- [Exercise requirements]
Copy each of the records exactly.

- [Record extracts]
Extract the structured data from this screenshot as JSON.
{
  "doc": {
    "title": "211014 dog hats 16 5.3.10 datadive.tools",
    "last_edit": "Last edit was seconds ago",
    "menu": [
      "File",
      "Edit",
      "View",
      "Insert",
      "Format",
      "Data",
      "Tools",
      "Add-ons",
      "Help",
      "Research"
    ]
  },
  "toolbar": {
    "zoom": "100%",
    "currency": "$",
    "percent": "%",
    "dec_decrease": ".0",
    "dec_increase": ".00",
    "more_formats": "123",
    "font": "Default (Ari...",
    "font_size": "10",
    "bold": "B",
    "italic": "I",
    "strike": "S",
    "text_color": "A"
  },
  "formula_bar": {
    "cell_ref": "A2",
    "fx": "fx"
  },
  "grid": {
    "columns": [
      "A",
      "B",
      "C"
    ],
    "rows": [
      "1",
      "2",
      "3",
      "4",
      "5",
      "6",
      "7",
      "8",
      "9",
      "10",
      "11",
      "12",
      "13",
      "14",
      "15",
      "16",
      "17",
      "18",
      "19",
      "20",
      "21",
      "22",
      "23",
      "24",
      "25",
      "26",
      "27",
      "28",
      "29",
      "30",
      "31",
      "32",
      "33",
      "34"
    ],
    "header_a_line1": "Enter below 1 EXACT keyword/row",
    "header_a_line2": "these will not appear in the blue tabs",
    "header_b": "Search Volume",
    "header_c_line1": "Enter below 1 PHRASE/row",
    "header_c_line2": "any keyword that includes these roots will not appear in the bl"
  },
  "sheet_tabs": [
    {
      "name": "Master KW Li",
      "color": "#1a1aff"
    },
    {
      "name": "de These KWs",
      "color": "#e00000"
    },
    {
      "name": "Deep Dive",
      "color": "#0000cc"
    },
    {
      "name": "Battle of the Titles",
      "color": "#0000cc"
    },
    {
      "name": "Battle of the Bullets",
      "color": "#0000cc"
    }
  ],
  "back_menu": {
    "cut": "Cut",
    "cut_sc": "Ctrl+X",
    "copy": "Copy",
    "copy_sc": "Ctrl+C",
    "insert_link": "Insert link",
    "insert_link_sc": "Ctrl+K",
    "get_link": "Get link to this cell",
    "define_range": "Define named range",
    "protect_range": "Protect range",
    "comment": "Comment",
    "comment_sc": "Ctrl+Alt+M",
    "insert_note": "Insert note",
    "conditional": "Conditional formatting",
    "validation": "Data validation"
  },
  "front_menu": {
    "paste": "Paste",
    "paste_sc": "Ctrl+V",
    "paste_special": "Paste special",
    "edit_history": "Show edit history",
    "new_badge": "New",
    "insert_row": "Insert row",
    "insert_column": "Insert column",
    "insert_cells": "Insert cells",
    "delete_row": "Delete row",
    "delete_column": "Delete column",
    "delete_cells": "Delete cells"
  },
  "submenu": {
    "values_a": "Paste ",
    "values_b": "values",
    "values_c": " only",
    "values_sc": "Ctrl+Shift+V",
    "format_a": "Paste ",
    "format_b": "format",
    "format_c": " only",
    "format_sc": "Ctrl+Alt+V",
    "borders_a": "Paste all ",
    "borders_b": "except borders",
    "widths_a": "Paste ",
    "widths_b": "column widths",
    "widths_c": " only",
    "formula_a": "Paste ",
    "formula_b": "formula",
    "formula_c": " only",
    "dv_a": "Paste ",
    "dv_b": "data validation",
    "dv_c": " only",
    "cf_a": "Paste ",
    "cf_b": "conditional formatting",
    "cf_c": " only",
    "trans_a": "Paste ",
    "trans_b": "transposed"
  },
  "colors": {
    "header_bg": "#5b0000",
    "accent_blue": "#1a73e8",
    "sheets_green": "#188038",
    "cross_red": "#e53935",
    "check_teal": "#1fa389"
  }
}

- [Your solution]
Extract the structured data from this screenshot as JSON.
{
  "doc": {
    "title": "211014 dog hats 16 5.3.10 datadive.tools",
    "last_edit": "Last edit was seconds ago",
    "menu": [
      "File",
      "Edit",
      "View",
      "Insert",
      "Format",
      "Data",
      "Tools",
      "Add-ons",
      "Help",
      "Research"
    ]
  },
  "toolbar": {
    "zoom": "100%",
    "currency": "$",
    "percent": "%",
    "dec_decrease": ".0",
    "dec_increase": ".00",
    "more_formats": "123",
    "font": "Default (Ari...",
    "font_size": "10",
    "bold": "B",
    "italic": "I",
    "strike": "S",
    "text_color": "A"
  },
  "formula_bar": {
    "cell_ref": "A2",
    "fx": "fx"
  },
  "grid": {
    "columns": [
      "A",
      "B",
      "C"
    ],
    "rows": [
      "1",
      "2",
      "3",
      "4",
      "5",
      "6",
      "7",
      "8",
      "9",
      "10",
      "11",
      "12",
      "13",
      "14",
      "15",
      "16",
      "17",
      "18",
      "19",
      "20",
      "21",
      "22",
      "23",
      "24",
      "25",
      "26",
      "27",
      "28",
      "29",
      "30",
      "31",
      "32",
      "33",
      "34"
    ],
    "header_a_line1": "Enter below 1 EXACT keyword/row",
    "header_a_line2": "these will not appear in the blue tabs",
    "header_b": "Search Volume",
    "header_c_line1": "Enter below 1 PHRASE/row",
    "header_c_line2": "any keyword that includes these roots will not appear in the bl"
  },
  "sheet_tabs": [
    {
      "name": "Master KW Li",
      "color": "#1a1aff"
    },
    {
      "name": "de These KWs",
      "color": "#e00000"
    },
    {
      "name": "Deep Dive",
      "color": "#0000cc"
    },
    {
      "name": "Battle of the Titles",
      "color": "#0000cc"
    },
    {
      "name": "Battle of the Bullets",
      "color": "#0000cc"
    }
  ],
  "back_menu": {
    "cut": "Cut",
    "cut_sc": "Ctrl+X",
    "copy": "Copy",
    "copy_sc": "Ctrl+C",
    "insert_link": "Insert link",
    "insert_link_sc": "Ctrl+K",
    "get_link": "Get link to this cell",
    "define_range": "Define named range",
    "protect_range": "Protect range",
    "comment": "Comment",
    "comment_sc": "Ctrl+Alt+M",
    "insert_note": "Insert note",
    "conditional": "Conditional formatting",
    "validation": "Data validation"
  },
  "front_menu": {
    "paste": "Paste",
    "paste_sc": "Ctrl+V",
    "paste_special": "Paste special",
    "edit_history": "Show edit history",
    "new_badge": "New",
    "insert_row": "Insert row",
    "insert_column": "Insert column",
    "insert_cells": "Insert cells",
    "delete_row": "Delete row",
    "delete_column": "Delete column",
    "delete_cells": "Delete cells"
  },
  "submenu": {
    "values_a": "Paste ",
    "values_b": "values",
    "values_c": " only",
    "values_sc": "Ctrl+Shift+V",
    "format_a": "Paste ",
    "format_b": "format",
    "format_c": " only",
    "format_sc": "Ctrl+Alt+V",
    "borders_a": "Paste all ",
    "borders_b": "except borders",
    "widths_a": "Paste ",
    "widths_b": "column widths",
    "widths_c": " only",
    "formula_a": "Paste ",
    "formula_b": "formula",
    "formula_c": " only",
    "dv_a": "Paste ",
    "dv_b": "data validation",
    "dv_c": " only",
    "cf_a": "Paste ",
    "cf_b": "conditional formatting",
    "cf_c": " only",
    "trans_a": "Paste ",
    "trans_b": "transposed"
  },
  "colors": {
    "header_bg": "#5b0000",
    "accent_blue": "#1a73e8",
    "sheets_green": "#188038",
    "cross_red": "#e53935",
    "check_teal": "#1fa389"
  }
}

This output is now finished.